---------- Data to use ----------
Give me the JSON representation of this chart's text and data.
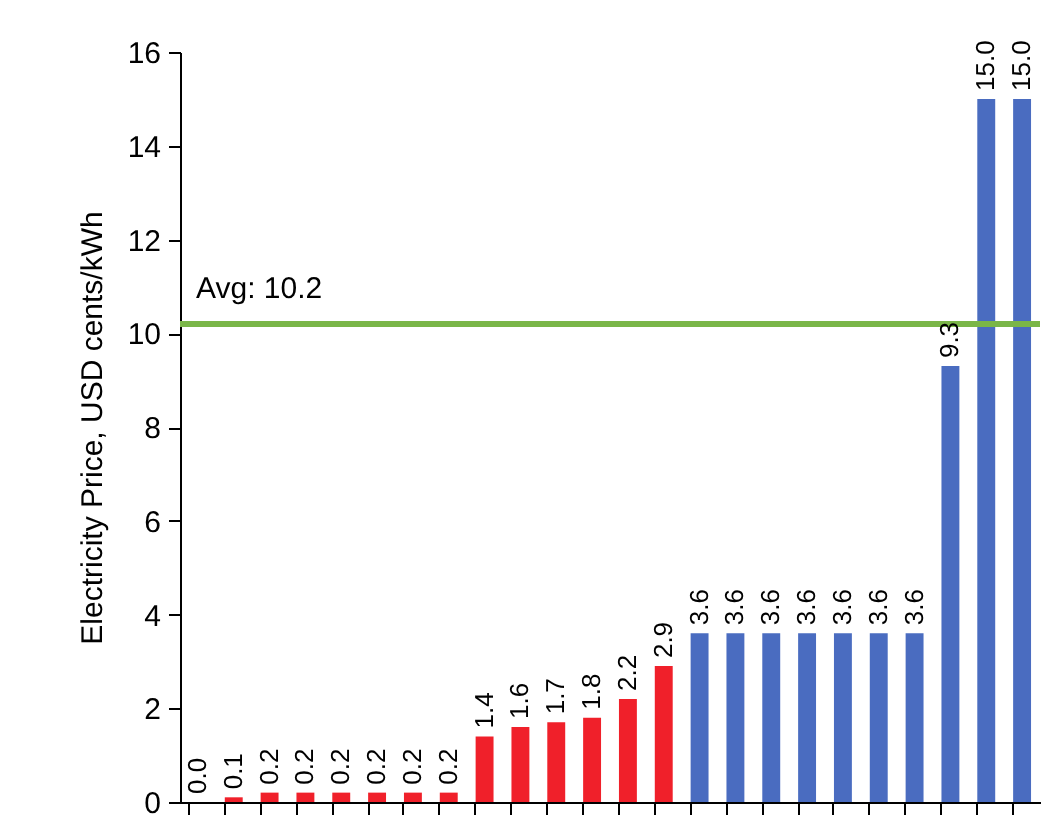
{
  "chart_data": {
    "type": "bar",
    "ylabel": "Electricity Price, USD cents/kWh",
    "categories": [
      null,
      null,
      null,
      null,
      null,
      null,
      null,
      null,
      null,
      null,
      null,
      null,
      null,
      null,
      null,
      null,
      null,
      null,
      null,
      null,
      null,
      null,
      null,
      null
    ],
    "values": [
      0.0,
      0.1,
      0.2,
      0.2,
      0.2,
      0.2,
      0.2,
      0.2,
      1.4,
      1.6,
      1.7,
      1.8,
      2.2,
      2.9,
      3.6,
      3.6,
      3.6,
      3.6,
      3.6,
      3.6,
      3.6,
      9.3,
      15.0,
      15.0
    ],
    "value_labels": [
      "0.0",
      "0.1",
      "0.2",
      "0.2",
      "0.2",
      "0.2",
      "0.2",
      "0.2",
      "1.4",
      "1.6",
      "1.7",
      "1.8",
      "2.2",
      "2.9",
      "3.6",
      "3.6",
      "3.6",
      "3.6",
      "3.6",
      "3.6",
      "3.6",
      "9.3",
      "15.0",
      "15.0"
    ],
    "colors": [
      "#f0202a",
      "#f0202a",
      "#f0202a",
      "#f0202a",
      "#f0202a",
      "#f0202a",
      "#f0202a",
      "#f0202a",
      "#f0202a",
      "#f0202a",
      "#f0202a",
      "#f0202a",
      "#f0202a",
      "#f0202a",
      "#4a6cc0",
      "#4a6cc0",
      "#4a6cc0",
      "#4a6cc0",
      "#4a6cc0",
      "#4a6cc0",
      "#4a6cc0",
      "#4a6cc0",
      "#4a6cc0",
      "#4a6cc0"
    ],
    "ylim": [
      0,
      16
    ],
    "yticks": [
      0,
      2,
      4,
      6,
      8,
      10,
      12,
      14,
      16
    ],
    "ref_lines": [
      {
        "axis": "y",
        "value": 10.2,
        "label": "Avg: 10.2",
        "color": "#7ab648"
      }
    ],
    "tick_labels": "y",
    "grid": false
  }
}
----------
The task - Repeat each record exactly as shown above, dropping all images.

Finished answer -
Give me the JSON representation of this chart's text and data.
{
  "chart_data": {
    "type": "bar",
    "ylabel": "Electricity Price, USD cents/kWh",
    "categories": [
      null,
      null,
      null,
      null,
      null,
      null,
      null,
      null,
      null,
      null,
      null,
      null,
      null,
      null,
      null,
      null,
      null,
      null,
      null,
      null,
      null,
      null,
      null,
      null
    ],
    "values": [
      0.0,
      0.1,
      0.2,
      0.2,
      0.2,
      0.2,
      0.2,
      0.2,
      1.4,
      1.6,
      1.7,
      1.8,
      2.2,
      2.9,
      3.6,
      3.6,
      3.6,
      3.6,
      3.6,
      3.6,
      3.6,
      9.3,
      15.0,
      15.0
    ],
    "value_labels": [
      "0.0",
      "0.1",
      "0.2",
      "0.2",
      "0.2",
      "0.2",
      "0.2",
      "0.2",
      "1.4",
      "1.6",
      "1.7",
      "1.8",
      "2.2",
      "2.9",
      "3.6",
      "3.6",
      "3.6",
      "3.6",
      "3.6",
      "3.6",
      "3.6",
      "9.3",
      "15.0",
      "15.0"
    ],
    "colors": [
      "#f0202a",
      "#f0202a",
      "#f0202a",
      "#f0202a",
      "#f0202a",
      "#f0202a",
      "#f0202a",
      "#f0202a",
      "#f0202a",
      "#f0202a",
      "#f0202a",
      "#f0202a",
      "#f0202a",
      "#f0202a",
      "#4a6cc0",
      "#4a6cc0",
      "#4a6cc0",
      "#4a6cc0",
      "#4a6cc0",
      "#4a6cc0",
      "#4a6cc0",
      "#4a6cc0",
      "#4a6cc0",
      "#4a6cc0"
    ],
    "ylim": [
      0,
      16
    ],
    "yticks": [
      0,
      2,
      4,
      6,
      8,
      10,
      12,
      14,
      16
    ],
    "ref_lines": [
      {
        "axis": "y",
        "value": 10.2,
        "label": "Avg: 10.2",
        "color": "#7ab648"
      }
    ],
    "tick_labels": "y",
    "grid": false
  }
}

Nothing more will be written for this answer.